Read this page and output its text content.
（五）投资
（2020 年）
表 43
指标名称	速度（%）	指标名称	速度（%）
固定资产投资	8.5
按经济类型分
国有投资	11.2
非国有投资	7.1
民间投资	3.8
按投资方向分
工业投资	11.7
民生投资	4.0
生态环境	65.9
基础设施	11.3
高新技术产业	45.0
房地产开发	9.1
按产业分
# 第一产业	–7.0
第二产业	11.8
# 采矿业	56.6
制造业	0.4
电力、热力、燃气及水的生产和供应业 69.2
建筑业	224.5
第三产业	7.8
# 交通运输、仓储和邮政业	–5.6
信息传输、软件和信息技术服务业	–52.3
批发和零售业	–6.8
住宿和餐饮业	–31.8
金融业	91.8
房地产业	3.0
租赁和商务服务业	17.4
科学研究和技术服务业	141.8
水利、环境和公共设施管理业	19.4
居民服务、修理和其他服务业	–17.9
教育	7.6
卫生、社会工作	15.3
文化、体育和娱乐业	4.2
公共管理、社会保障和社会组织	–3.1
◇ ◇ ◇ ◇
REQUIREMENT >> Recite the full listing above exactly.

OUTPUT OF THE TASK >>
Read this page and output its text content.
（五）投资
（2020 年）
表 43
指标名称	速度（%）	指标名称	速度（%）
固定资产投资	8.5
按经济类型分
国有投资	11.2
非国有投资	7.1
民间投资	3.8
按投资方向分
工业投资	11.7
民生投资	4.0
生态环境	65.9
基础设施	11.3
高新技术产业	45.0
房地产开发	9.1
按产业分
# 第一产业	–7.0
第二产业	11.8
# 采矿业	56.6
制造业	0.4
电力、热力、燃气及水的生产和供应业 69.2
建筑业	224.5
第三产业	7.8
# 交通运输、仓储和邮政业	–5.6
信息传输、软件和信息技术服务业	–52.3
批发和零售业	–6.8
住宿和餐饮业	–31.8
金融业	91.8
房地产业	3.0
租赁和商务服务业	17.4
科学研究和技术服务业	141.8
水利、环境和公共设施管理业	19.4
居民服务、修理和其他服务业	–17.9
教育	7.6
卫生、社会工作	15.3
文化、体育和娱乐业	4.2
公共管理、社会保障和社会组织	–3.1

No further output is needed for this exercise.